* Exercise task
Only the lines from the line holding "What text is on this page?" to the last line should be output, each exactly as given.

* Task input
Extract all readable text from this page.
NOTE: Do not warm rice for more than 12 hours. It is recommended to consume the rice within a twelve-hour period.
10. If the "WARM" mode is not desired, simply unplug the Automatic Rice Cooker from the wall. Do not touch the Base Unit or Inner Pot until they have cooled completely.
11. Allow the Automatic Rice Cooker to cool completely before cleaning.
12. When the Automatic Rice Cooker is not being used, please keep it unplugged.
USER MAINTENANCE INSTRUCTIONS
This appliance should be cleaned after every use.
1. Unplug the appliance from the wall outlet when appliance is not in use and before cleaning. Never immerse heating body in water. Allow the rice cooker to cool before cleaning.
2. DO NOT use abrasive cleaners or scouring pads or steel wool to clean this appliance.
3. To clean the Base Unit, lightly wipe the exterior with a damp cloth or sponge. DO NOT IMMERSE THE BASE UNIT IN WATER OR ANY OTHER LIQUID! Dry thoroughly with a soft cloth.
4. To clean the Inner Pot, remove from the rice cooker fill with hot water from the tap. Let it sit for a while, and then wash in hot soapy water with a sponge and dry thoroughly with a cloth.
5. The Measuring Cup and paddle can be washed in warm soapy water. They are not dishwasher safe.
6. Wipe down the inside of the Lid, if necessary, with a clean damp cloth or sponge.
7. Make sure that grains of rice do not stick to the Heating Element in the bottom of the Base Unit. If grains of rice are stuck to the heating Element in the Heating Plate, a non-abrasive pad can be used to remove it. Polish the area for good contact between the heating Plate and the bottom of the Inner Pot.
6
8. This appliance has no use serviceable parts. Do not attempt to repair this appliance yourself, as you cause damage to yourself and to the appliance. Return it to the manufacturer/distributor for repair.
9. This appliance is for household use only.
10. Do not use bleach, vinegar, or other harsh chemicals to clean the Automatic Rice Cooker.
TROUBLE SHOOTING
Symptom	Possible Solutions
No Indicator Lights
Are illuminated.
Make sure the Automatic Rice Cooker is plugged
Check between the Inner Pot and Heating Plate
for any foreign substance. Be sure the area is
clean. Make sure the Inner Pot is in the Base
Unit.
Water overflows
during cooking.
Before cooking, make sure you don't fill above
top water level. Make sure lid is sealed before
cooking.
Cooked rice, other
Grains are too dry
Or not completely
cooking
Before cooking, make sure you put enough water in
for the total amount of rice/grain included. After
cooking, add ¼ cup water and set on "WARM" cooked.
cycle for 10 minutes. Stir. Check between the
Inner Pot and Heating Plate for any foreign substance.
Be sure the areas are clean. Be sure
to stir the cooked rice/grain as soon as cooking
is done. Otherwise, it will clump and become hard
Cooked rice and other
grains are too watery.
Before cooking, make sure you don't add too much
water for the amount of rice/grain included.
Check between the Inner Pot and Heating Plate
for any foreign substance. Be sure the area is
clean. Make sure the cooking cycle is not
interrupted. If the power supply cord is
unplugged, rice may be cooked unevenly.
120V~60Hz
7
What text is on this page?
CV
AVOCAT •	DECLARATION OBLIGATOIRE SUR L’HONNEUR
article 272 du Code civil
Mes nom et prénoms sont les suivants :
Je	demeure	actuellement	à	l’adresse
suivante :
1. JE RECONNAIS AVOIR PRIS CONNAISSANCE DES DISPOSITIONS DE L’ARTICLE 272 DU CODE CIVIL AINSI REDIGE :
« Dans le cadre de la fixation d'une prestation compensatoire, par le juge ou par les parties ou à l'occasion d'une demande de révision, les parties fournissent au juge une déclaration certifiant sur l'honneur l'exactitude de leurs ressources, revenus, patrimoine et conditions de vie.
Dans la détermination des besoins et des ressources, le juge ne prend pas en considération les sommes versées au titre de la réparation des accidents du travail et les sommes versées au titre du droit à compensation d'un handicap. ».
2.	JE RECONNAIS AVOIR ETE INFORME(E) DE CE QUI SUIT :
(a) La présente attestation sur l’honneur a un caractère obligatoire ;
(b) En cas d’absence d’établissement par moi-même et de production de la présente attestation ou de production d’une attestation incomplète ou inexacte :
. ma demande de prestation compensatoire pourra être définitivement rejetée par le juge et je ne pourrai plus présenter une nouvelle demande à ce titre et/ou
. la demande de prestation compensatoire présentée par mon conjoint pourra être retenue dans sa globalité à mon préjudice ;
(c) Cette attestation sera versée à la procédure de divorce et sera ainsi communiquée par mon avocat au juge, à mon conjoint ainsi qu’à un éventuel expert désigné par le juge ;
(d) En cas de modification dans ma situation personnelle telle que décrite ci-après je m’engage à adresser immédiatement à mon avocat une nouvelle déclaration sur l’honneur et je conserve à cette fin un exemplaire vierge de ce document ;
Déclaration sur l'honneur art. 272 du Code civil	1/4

* Exercise output
What text is on this page?
CV
AVOCAT •	DECLARATION OBLIGATOIRE SUR L’HONNEUR
article 272 du Code civil
Mes nom et prénoms sont les suivants :
Je	demeure	actuellement	à	l’adresse
suivante :
1. JE RECONNAIS AVOIR PRIS CONNAISSANCE DES DISPOSITIONS DE L’ARTICLE 272 DU CODE CIVIL AINSI REDIGE :
« Dans le cadre de la fixation d'une prestation compensatoire, par le juge ou par les parties ou à l'occasion d'une demande de révision, les parties fournissent au juge une déclaration certifiant sur l'honneur l'exactitude de leurs ressources, revenus, patrimoine et conditions de vie.
Dans la détermination des besoins et des ressources, le juge ne prend pas en considération les sommes versées au titre de la réparation des accidents du travail et les sommes versées au titre du droit à compensation d'un handicap. ».
2.	JE RECONNAIS AVOIR ETE INFORME(E) DE CE QUI SUIT :
(a) La présente attestation sur l’honneur a un caractère obligatoire ;
(b) En cas d’absence d’établissement par moi-même et de production de la présente attestation ou de production d’une attestation incomplète ou inexacte :
. ma demande de prestation compensatoire pourra être définitivement rejetée par le juge et je ne pourrai plus présenter une nouvelle demande à ce titre et/ou
. la demande de prestation compensatoire présentée par mon conjoint pourra être retenue dans sa globalité à mon préjudice ;
(c) Cette attestation sera versée à la procédure de divorce et sera ainsi communiquée par mon avocat au juge, à mon conjoint ainsi qu’à un éventuel expert désigné par le juge ;
(d) En cas de modification dans ma situation personnelle telle que décrite ci-après je m’engage à adresser immédiatement à mon avocat une nouvelle déclaration sur l’honneur et je conserve à cette fin un exemplaire vierge de ce document ;
Déclaration sur l'honneur art. 272 du Code civil	1/4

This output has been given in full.